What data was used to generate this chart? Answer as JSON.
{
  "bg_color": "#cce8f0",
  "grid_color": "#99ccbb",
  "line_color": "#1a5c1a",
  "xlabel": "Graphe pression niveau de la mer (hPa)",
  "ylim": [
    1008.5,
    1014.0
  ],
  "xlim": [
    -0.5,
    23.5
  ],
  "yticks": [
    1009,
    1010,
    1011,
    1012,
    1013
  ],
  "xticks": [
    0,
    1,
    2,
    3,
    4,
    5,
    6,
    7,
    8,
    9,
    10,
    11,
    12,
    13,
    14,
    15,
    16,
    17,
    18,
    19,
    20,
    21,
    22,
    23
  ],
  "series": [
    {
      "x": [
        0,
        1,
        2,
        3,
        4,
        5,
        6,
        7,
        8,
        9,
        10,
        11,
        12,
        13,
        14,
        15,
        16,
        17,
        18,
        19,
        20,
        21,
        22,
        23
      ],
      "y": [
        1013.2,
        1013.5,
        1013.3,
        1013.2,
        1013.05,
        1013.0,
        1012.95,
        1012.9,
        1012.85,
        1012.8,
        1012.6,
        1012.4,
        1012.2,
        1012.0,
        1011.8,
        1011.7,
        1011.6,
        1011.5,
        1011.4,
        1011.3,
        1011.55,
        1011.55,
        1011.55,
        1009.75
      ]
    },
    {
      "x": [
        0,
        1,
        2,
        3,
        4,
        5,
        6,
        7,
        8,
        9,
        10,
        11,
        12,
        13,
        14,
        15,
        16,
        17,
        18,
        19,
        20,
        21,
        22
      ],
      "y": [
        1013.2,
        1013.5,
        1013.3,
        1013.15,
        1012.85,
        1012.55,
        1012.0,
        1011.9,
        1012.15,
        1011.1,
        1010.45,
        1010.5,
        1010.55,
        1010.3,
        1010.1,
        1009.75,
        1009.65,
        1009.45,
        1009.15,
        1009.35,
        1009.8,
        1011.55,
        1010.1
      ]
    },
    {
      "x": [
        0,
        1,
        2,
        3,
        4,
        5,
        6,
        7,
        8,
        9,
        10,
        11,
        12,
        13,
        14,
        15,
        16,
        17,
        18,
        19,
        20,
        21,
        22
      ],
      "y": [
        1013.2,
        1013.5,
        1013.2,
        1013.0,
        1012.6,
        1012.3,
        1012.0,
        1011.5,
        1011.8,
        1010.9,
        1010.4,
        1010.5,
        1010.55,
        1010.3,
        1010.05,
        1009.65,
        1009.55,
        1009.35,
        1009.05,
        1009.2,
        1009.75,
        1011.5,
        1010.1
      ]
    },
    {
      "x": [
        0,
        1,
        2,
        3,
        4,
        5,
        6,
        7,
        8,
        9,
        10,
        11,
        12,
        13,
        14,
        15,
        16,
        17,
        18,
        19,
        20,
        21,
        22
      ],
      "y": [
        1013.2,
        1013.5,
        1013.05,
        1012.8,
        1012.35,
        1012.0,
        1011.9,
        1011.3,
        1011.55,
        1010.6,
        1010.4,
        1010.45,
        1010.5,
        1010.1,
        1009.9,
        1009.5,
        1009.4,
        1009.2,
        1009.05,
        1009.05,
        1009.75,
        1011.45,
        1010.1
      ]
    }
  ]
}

▶ [Written exercise]: Extract the full listing and reproduce each line exactly.

▶ [Response below]:
What data was used to generate this chart? Answer as JSON.
{
  "bg_color": "#cce8f0",
  "grid_color": "#99ccbb",
  "line_color": "#1a5c1a",
  "xlabel": "Graphe pression niveau de la mer (hPa)",
  "ylim": [
    1008.5,
    1014.0
  ],
  "xlim": [
    -0.5,
    23.5
  ],
  "yticks": [
    1009,
    1010,
    1011,
    1012,
    1013
  ],
  "xticks": [
    0,
    1,
    2,
    3,
    4,
    5,
    6,
    7,
    8,
    9,
    10,
    11,
    12,
    13,
    14,
    15,
    16,
    17,
    18,
    19,
    20,
    21,
    22,
    23
  ],
  "series": [
    {
      "x": [
        0,
        1,
        2,
        3,
        4,
        5,
        6,
        7,
        8,
        9,
        10,
        11,
        12,
        13,
        14,
        15,
        16,
        17,
        18,
        19,
        20,
        21,
        22,
        23
      ],
      "y": [
        1013.2,
        1013.5,
        1013.3,
        1013.2,
        1013.05,
        1013.0,
        1012.95,
        1012.9,
        1012.85,
        1012.8,
        1012.6,
        1012.4,
        1012.2,
        1012.0,
        1011.8,
        1011.7,
        1011.6,
        1011.5,
        1011.4,
        1011.3,
        1011.55,
        1011.55,
        1011.55,
        1009.75
      ]
    },
    {
      "x": [
        0,
        1,
        2,
        3,
        4,
        5,
        6,
        7,
        8,
        9,
        10,
        11,
        12,
        13,
        14,
        15,
        16,
        17,
        18,
        19,
        20,
        21,
        22
      ],
      "y": [
        1013.2,
        1013.5,
        1013.3,
        1013.15,
        1012.85,
        1012.55,
        1012.0,
        1011.9,
        1012.15,
        1011.1,
        1010.45,
        1010.5,
        1010.55,
        1010.3,
        1010.1,
        1009.75,
        1009.65,
        1009.45,
        1009.15,
        1009.35,
        1009.8,
        1011.55,
        1010.1
      ]
    },
    {
      "x": [
        0,
        1,
        2,
        3,
        4,
        5,
        6,
        7,
        8,
        9,
        10,
        11,
        12,
        13,
        14,
        15,
        16,
        17,
        18,
        19,
        20,
        21,
        22
      ],
      "y": [
        1013.2,
        1013.5,
        1013.2,
        1013.0,
        1012.6,
        1012.3,
        1012.0,
        1011.5,
        1011.8,
        1010.9,
        1010.4,
        1010.5,
        1010.55,
        1010.3,
        1010.05,
        1009.65,
        1009.55,
        1009.35,
        1009.05,
        1009.2,
        1009.75,
        1011.5,
        1010.1
      ]
    },
    {
      "x": [
        0,
        1,
        2,
        3,
        4,
        5,
        6,
        7,
        8,
        9,
        10,
        11,
        12,
        13,
        14,
        15,
        16,
        17,
        18,
        19,
        20,
        21,
        22
      ],
      "y": [
        1013.2,
        1013.5,
        1013.05,
        1012.8,
        1012.35,
        1012.0,
        1011.9,
        1011.3,
        1011.55,
        1010.6,
        1010.4,
        1010.45,
        1010.5,
        1010.1,
        1009.9,
        1009.5,
        1009.4,
        1009.2,
        1009.05,
        1009.05,
        1009.75,
        1011.45,
        1010.1
      ]
    }
  ]
}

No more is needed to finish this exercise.